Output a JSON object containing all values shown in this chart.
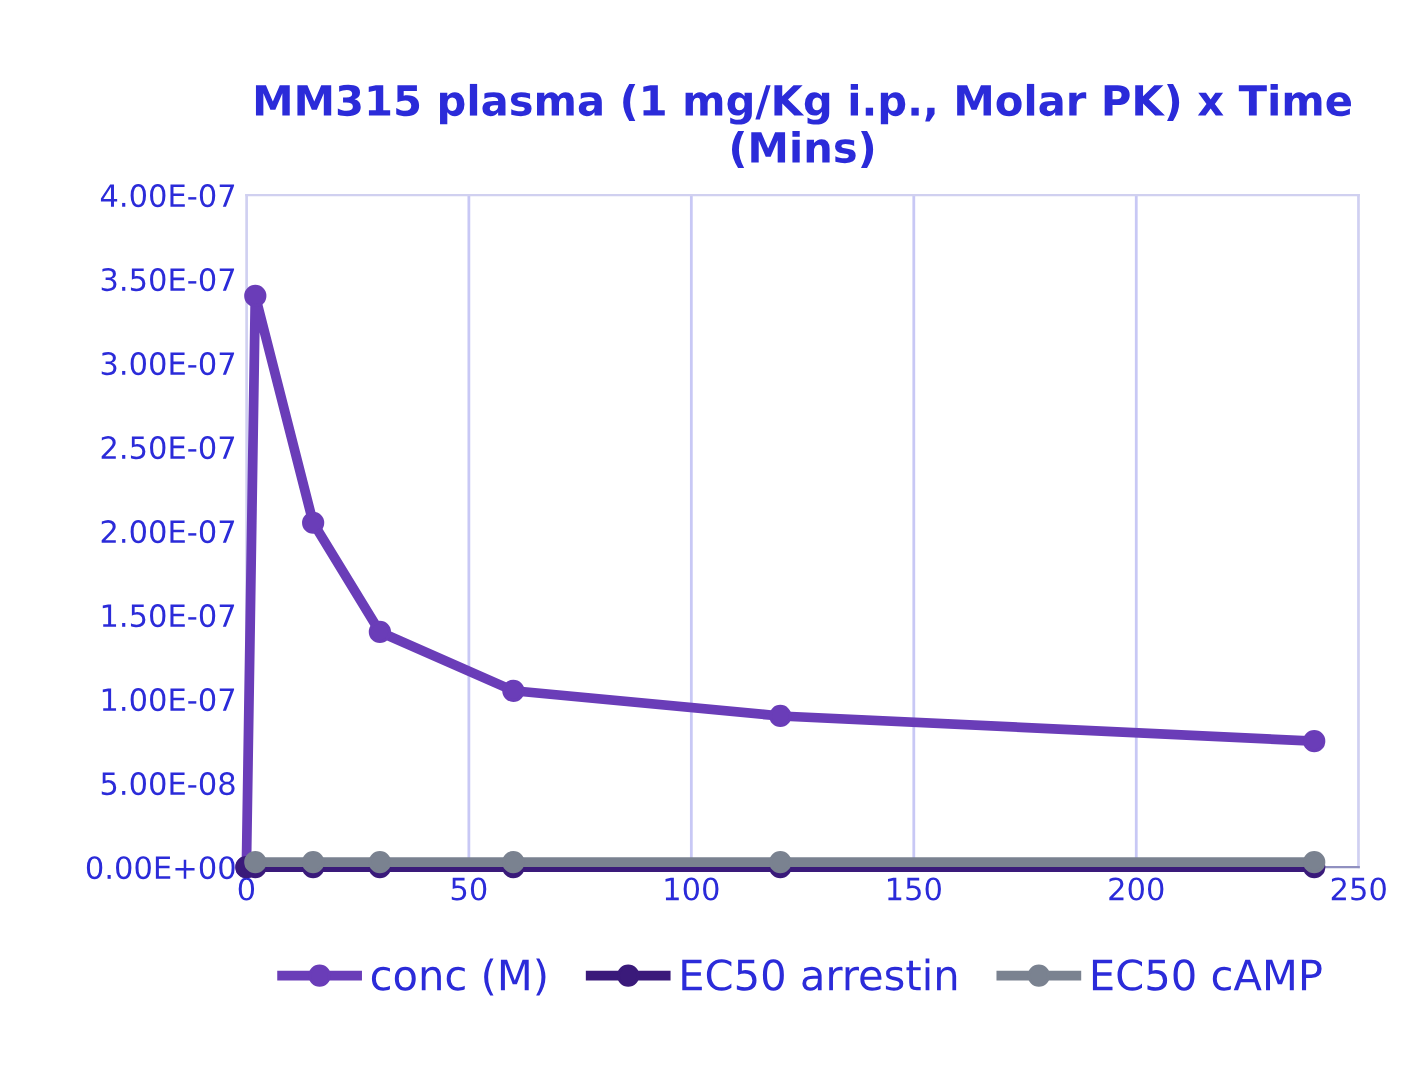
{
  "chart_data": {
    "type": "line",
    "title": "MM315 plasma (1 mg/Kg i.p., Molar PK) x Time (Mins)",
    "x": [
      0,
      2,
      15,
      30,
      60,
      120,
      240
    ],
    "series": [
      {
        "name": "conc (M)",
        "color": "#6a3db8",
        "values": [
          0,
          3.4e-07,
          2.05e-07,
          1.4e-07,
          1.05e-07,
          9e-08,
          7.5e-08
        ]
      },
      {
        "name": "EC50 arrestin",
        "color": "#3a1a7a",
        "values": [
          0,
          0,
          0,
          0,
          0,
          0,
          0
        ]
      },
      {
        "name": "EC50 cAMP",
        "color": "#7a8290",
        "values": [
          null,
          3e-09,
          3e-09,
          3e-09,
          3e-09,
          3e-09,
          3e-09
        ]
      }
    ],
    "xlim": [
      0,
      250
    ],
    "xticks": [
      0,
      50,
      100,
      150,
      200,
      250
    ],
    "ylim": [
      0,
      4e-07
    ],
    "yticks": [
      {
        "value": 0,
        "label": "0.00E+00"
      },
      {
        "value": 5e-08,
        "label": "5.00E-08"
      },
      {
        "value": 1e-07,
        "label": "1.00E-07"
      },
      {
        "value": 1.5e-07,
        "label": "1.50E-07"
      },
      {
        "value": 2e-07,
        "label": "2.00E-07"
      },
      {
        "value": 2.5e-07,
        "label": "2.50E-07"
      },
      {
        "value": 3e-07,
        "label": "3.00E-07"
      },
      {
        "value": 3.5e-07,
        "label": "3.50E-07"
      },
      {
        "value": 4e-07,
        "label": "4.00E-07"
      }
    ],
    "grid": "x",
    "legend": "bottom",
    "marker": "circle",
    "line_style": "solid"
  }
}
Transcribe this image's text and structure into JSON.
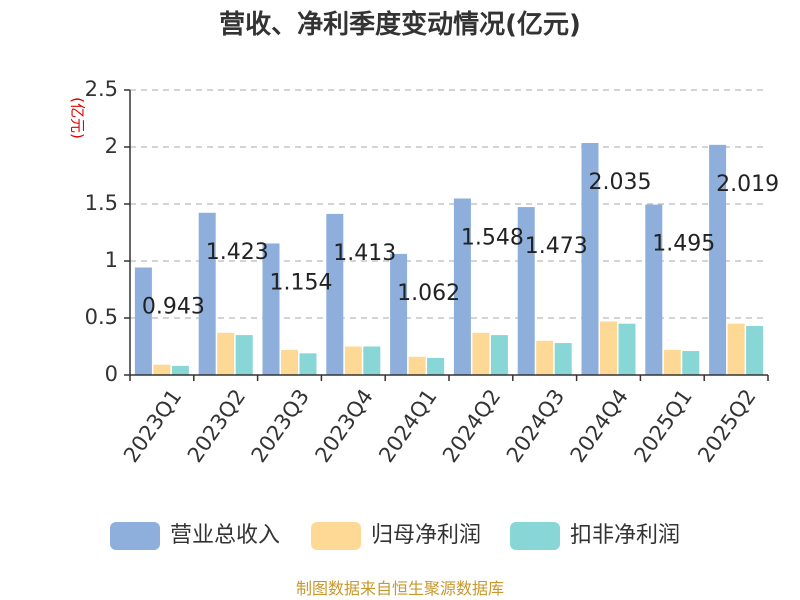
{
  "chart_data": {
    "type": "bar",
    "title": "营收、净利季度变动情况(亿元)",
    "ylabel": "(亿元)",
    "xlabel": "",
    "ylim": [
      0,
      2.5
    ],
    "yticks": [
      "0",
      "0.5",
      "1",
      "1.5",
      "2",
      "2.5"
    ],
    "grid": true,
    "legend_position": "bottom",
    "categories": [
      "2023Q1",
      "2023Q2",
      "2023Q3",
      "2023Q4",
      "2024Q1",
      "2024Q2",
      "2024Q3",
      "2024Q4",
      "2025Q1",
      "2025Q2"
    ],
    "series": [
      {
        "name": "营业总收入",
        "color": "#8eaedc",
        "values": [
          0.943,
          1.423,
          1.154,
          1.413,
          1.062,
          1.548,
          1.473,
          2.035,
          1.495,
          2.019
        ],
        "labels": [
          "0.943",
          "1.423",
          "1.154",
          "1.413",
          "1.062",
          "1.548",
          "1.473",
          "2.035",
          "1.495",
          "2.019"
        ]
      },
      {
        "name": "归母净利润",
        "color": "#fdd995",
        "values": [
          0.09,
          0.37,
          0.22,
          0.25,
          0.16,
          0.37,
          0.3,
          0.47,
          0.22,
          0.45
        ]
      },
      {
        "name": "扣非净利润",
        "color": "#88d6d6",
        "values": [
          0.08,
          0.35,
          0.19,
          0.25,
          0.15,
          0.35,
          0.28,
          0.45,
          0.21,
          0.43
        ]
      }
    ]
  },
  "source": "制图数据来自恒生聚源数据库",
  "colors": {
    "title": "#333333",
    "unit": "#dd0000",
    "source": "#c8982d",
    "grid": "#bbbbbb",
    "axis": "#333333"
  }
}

----------------------------------------

REQUEST => Identify and copy all lines with the word "JSON".

EXERCISE SOLUTION =>
Output a JSON object containing all values shown in this chart.
Transcribe this image's text and structure into JSON.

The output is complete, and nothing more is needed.